DO THIS | Of all the lines in this data, how many include "false"? Respond with the number only.

Stored entries:
=-=-=

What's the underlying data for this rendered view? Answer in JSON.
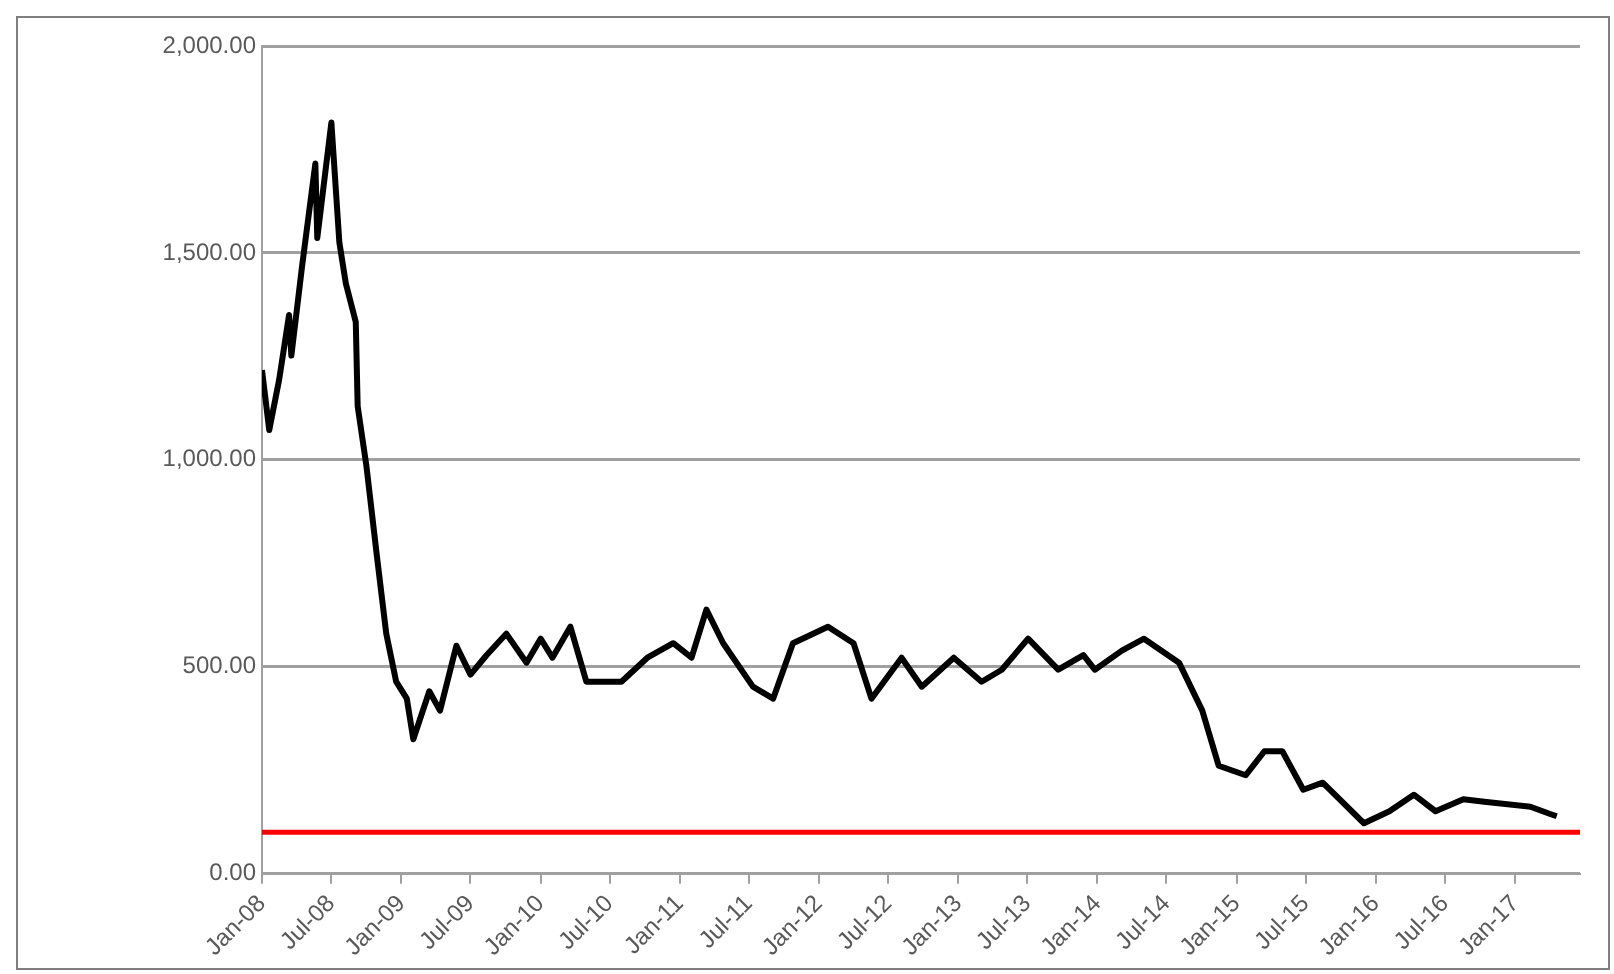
{
  "chart_data": {
    "type": "line",
    "x": [
      "2008-01-01",
      "2008-01-20",
      "2008-02-15",
      "2008-03-12",
      "2008-03-18",
      "2008-04-15",
      "2008-05-20",
      "2008-05-25",
      "2008-07-01",
      "2008-07-22",
      "2008-08-08",
      "2008-09-03",
      "2008-09-08",
      "2008-10-01",
      "2008-10-28",
      "2008-11-22",
      "2008-12-18",
      "2009-01-15",
      "2009-02-01",
      "2009-03-15",
      "2009-04-12",
      "2009-05-25",
      "2009-07-01",
      "2009-08-12",
      "2009-10-03",
      "2009-11-25",
      "2010-01-01",
      "2010-02-01",
      "2010-03-20",
      "2010-05-01",
      "2010-08-01",
      "2010-10-08",
      "2010-12-15",
      "2011-02-01",
      "2011-03-12",
      "2011-04-25",
      "2011-07-12",
      "2011-09-03",
      "2011-10-25",
      "2012-01-25",
      "2012-04-01",
      "2012-05-18",
      "2012-08-05",
      "2012-09-27",
      "2012-12-20",
      "2013-03-03",
      "2013-04-25",
      "2013-07-03",
      "2013-09-20",
      "2013-11-25",
      "2013-12-25",
      "2014-03-06",
      "2014-05-03",
      "2014-08-03",
      "2014-10-03",
      "2014-11-15",
      "2015-01-25",
      "2015-03-15",
      "2015-05-01",
      "2015-06-25",
      "2015-08-15",
      "2015-12-01",
      "2016-02-06",
      "2016-04-10",
      "2016-06-06",
      "2016-08-18",
      "2016-10-12",
      "2017-02-10",
      "2017-04-01",
      "2017-04-20"
    ],
    "series": [
      {
        "color": "#000000",
        "values": [
          1217,
          1072,
          1194,
          1350,
          1252,
          1467,
          1716,
          1536,
          1815,
          1525,
          1426,
          1333,
          1130,
          985,
          771,
          580,
          464,
          423,
          325,
          441,
          394,
          551,
          481,
          528,
          580,
          510,
          568,
          522,
          597,
          464,
          464,
          522,
          557,
          522,
          638,
          557,
          452,
          423,
          557,
          597,
          557,
          423,
          522,
          452,
          522,
          464,
          493,
          568,
          493,
          528,
          493,
          539,
          568,
          510,
          394,
          261,
          238,
          296,
          296,
          203,
          220,
          122,
          151,
          191,
          151,
          180,
          174,
          162,
          145,
          139
        ]
      }
    ],
    "xlim": [
      "2008-01-01",
      "2017-06-20"
    ],
    "xticks": [
      {
        "value": "2008-01",
        "label": "Jan-08"
      },
      {
        "value": "2008-07",
        "label": "Jul-08"
      },
      {
        "value": "2009-01",
        "label": "Jan-09"
      },
      {
        "value": "2009-07",
        "label": "Jul-09"
      },
      {
        "value": "2010-01",
        "label": "Jan-10"
      },
      {
        "value": "2010-07",
        "label": "Jul-10"
      },
      {
        "value": "2011-01",
        "label": "Jan-11"
      },
      {
        "value": "2011-07",
        "label": "Jul-11"
      },
      {
        "value": "2012-01",
        "label": "Jan-12"
      },
      {
        "value": "2012-07",
        "label": "Jul-12"
      },
      {
        "value": "2013-01",
        "label": "Jan-13"
      },
      {
        "value": "2013-07",
        "label": "Jul-13"
      },
      {
        "value": "2014-01",
        "label": "Jan-14"
      },
      {
        "value": "2014-07",
        "label": "Jul-14"
      },
      {
        "value": "2015-01",
        "label": "Jan-15"
      },
      {
        "value": "2015-07",
        "label": "Jul-15"
      },
      {
        "value": "2016-01",
        "label": "Jan-16"
      },
      {
        "value": "2016-07",
        "label": "Jul-16"
      },
      {
        "value": "2017-01",
        "label": "Jan-17"
      }
    ],
    "ylim": [
      0,
      2000
    ],
    "yticks": [
      {
        "value": 0,
        "label": "0.00"
      },
      {
        "value": 500,
        "label": "500.00"
      },
      {
        "value": 1000,
        "label": "1,000.00"
      },
      {
        "value": 1500,
        "label": "1,500.00"
      },
      {
        "value": 2000,
        "label": "2,000.00"
      }
    ],
    "ref_lines": [
      {
        "axis": "y",
        "value": 100,
        "color": "#ff0000"
      }
    ],
    "grid": "y",
    "marker": "none",
    "line_style": "solid",
    "legend": false
  }
}
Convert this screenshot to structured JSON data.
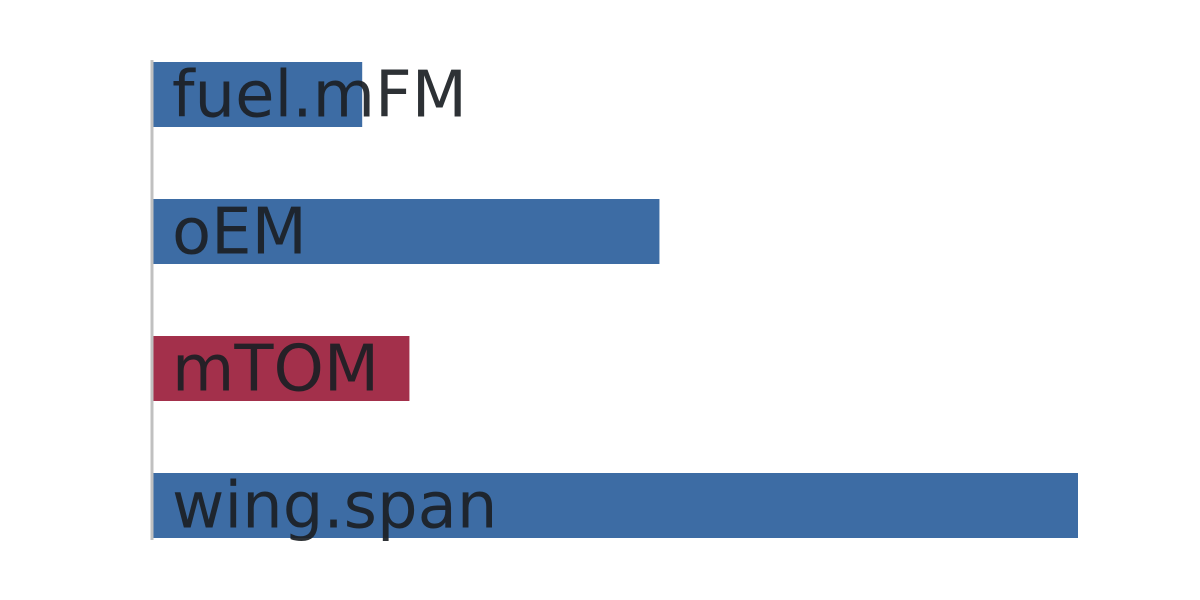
{
  "chart_data": {
    "type": "bar",
    "orientation": "horizontal",
    "categories": [
      "fuel.mFM",
      "oEM",
      "mTOM",
      "wing.span"
    ],
    "values": [
      0.227,
      0.548,
      0.278,
      1.0
    ],
    "highlighted": [
      false,
      false,
      true,
      false
    ],
    "title": "",
    "xlabel": "",
    "ylabel": "",
    "xlim": [
      0,
      1.0
    ],
    "grid": false,
    "legend": "none",
    "colors": {
      "default": "#3d6ca4",
      "highlight": "#a3304b",
      "axis": "#c0c0c0"
    }
  }
}
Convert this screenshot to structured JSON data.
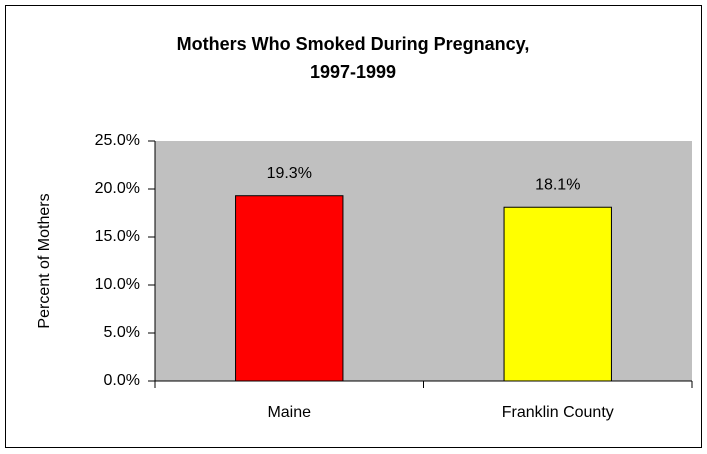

=-=-=

OUTPUT BELOW | 5